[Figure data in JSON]
================================
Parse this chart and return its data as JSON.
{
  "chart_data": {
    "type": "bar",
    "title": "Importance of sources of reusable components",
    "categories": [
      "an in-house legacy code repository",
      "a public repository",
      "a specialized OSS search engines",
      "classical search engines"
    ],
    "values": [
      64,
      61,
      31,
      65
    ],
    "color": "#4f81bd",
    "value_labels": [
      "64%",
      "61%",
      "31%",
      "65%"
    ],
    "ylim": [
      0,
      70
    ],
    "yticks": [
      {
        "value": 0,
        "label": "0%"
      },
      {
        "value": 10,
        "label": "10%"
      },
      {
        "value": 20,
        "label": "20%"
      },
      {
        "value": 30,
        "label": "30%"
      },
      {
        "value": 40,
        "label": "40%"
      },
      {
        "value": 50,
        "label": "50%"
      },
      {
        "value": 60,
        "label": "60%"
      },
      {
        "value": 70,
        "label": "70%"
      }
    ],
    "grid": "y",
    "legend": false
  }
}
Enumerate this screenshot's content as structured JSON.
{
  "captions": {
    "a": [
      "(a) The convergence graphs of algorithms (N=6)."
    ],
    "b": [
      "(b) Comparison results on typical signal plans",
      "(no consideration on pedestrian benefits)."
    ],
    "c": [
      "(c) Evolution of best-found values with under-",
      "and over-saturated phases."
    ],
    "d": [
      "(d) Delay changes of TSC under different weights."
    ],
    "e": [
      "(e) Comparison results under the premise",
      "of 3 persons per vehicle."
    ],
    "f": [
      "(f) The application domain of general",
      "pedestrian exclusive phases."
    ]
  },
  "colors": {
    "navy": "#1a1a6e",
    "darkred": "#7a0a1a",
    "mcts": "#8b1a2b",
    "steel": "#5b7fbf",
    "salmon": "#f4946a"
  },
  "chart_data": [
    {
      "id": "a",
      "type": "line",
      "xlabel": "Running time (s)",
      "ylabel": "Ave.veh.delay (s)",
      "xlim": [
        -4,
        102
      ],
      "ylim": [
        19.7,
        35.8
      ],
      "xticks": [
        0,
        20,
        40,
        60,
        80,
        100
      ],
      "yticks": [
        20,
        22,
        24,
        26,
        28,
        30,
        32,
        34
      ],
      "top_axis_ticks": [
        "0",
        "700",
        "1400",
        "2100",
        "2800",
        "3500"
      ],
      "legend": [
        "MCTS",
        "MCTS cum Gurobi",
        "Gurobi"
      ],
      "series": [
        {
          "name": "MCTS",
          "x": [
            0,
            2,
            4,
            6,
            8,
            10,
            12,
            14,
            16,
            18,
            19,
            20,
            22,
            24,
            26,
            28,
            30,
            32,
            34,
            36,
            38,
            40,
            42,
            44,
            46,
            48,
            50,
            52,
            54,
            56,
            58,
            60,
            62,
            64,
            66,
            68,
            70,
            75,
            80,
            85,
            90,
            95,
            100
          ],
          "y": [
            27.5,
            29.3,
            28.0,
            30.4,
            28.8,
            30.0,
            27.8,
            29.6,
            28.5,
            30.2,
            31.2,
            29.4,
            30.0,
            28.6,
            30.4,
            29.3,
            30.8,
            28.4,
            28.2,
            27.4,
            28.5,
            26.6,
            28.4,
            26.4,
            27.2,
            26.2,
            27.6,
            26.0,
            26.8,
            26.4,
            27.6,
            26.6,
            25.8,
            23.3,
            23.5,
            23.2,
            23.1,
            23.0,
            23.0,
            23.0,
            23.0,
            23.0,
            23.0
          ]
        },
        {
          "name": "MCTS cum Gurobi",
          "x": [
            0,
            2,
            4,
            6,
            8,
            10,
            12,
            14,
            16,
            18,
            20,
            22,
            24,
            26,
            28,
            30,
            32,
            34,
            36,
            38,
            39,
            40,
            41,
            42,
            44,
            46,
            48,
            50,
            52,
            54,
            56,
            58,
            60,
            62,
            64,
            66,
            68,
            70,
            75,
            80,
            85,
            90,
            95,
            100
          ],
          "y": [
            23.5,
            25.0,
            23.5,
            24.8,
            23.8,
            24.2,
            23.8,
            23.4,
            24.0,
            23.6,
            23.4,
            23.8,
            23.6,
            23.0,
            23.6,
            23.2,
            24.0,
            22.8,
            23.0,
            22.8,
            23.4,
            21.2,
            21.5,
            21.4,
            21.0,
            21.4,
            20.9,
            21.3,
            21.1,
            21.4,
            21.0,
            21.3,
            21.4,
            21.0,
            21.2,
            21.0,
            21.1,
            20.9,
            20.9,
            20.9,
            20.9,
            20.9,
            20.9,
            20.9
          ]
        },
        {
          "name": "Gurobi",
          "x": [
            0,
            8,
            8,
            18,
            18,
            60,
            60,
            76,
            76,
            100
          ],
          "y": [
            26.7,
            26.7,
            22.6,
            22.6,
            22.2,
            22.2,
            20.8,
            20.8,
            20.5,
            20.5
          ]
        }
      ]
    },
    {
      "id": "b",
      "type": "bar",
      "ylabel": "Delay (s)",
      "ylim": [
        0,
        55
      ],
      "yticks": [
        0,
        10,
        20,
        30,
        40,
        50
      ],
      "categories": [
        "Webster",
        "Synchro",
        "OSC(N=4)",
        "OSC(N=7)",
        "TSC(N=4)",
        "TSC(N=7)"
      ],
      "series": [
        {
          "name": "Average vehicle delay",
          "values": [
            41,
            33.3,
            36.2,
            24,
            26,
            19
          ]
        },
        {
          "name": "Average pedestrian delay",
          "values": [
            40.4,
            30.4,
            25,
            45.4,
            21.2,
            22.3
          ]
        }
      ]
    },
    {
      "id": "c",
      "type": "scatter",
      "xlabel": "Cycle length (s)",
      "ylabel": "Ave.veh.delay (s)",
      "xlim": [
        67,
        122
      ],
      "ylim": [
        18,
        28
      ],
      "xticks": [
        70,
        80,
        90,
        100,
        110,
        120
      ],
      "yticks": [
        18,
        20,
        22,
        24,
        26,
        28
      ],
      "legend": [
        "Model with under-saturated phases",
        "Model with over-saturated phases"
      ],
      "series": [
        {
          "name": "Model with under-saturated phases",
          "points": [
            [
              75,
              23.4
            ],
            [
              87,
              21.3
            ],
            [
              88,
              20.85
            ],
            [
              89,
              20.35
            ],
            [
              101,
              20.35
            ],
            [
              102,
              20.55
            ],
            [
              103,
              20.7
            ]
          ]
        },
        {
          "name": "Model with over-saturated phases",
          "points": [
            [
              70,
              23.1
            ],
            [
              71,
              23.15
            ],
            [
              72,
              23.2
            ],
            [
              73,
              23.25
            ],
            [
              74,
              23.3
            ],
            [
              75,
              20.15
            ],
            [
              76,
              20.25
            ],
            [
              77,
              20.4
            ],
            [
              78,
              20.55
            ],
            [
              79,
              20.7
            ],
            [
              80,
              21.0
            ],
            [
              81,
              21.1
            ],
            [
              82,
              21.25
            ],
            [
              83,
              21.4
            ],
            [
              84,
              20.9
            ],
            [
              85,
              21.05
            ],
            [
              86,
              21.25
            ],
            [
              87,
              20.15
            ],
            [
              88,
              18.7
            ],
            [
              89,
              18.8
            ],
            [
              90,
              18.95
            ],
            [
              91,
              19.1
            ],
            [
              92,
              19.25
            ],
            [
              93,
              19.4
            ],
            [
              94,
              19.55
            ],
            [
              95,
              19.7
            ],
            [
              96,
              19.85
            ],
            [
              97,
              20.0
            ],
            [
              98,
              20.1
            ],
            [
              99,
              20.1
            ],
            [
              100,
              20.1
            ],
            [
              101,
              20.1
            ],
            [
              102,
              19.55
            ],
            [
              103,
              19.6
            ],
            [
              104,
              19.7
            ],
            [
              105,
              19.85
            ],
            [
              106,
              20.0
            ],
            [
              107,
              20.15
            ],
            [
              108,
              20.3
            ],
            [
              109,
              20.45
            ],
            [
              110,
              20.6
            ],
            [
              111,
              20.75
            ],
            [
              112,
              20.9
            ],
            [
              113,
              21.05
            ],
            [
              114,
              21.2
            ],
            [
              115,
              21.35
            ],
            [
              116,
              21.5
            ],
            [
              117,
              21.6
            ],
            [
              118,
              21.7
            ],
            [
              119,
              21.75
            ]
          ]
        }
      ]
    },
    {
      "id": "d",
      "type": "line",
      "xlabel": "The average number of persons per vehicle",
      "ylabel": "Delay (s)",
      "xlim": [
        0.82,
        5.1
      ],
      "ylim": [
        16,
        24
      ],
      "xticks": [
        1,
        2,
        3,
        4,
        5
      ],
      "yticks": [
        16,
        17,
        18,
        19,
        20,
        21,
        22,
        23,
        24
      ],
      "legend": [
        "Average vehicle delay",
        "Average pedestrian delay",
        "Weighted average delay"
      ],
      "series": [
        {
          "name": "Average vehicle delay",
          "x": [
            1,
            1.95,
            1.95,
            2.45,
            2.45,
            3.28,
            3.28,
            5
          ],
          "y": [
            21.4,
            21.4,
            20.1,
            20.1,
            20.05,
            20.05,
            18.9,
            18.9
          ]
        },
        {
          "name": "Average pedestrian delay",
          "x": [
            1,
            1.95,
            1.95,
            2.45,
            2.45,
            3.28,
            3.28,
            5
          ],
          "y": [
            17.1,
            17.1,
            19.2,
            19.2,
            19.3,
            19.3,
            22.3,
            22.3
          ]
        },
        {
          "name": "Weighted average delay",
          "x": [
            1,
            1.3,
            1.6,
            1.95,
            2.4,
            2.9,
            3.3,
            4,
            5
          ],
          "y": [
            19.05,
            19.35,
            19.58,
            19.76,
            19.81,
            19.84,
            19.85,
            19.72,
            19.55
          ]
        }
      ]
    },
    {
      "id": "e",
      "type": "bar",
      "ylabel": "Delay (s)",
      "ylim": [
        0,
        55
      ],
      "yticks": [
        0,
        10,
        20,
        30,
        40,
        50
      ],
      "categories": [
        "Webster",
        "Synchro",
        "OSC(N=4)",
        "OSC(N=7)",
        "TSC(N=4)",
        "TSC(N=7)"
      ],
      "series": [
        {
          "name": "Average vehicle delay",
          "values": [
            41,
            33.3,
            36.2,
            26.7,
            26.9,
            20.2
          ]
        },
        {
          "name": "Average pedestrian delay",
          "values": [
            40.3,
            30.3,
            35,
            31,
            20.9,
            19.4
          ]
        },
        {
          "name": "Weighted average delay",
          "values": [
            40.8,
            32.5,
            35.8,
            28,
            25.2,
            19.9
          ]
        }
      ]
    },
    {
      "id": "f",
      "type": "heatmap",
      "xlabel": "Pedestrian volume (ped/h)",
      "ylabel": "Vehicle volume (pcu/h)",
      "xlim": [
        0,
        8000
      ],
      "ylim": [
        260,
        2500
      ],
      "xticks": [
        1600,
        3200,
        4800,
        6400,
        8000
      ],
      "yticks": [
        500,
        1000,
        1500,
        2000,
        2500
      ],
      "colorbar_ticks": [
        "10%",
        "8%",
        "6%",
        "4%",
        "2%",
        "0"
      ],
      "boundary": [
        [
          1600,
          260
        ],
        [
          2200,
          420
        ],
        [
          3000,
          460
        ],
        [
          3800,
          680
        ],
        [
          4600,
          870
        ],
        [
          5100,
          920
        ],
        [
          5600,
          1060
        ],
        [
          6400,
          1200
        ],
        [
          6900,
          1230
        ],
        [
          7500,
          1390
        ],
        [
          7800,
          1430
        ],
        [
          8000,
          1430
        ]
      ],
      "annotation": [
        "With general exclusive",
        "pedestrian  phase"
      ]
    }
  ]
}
================================
### Task to carry out:
How many lines in the listing contain "Comparison"? Answer with the number alone.

### Answer in full:
2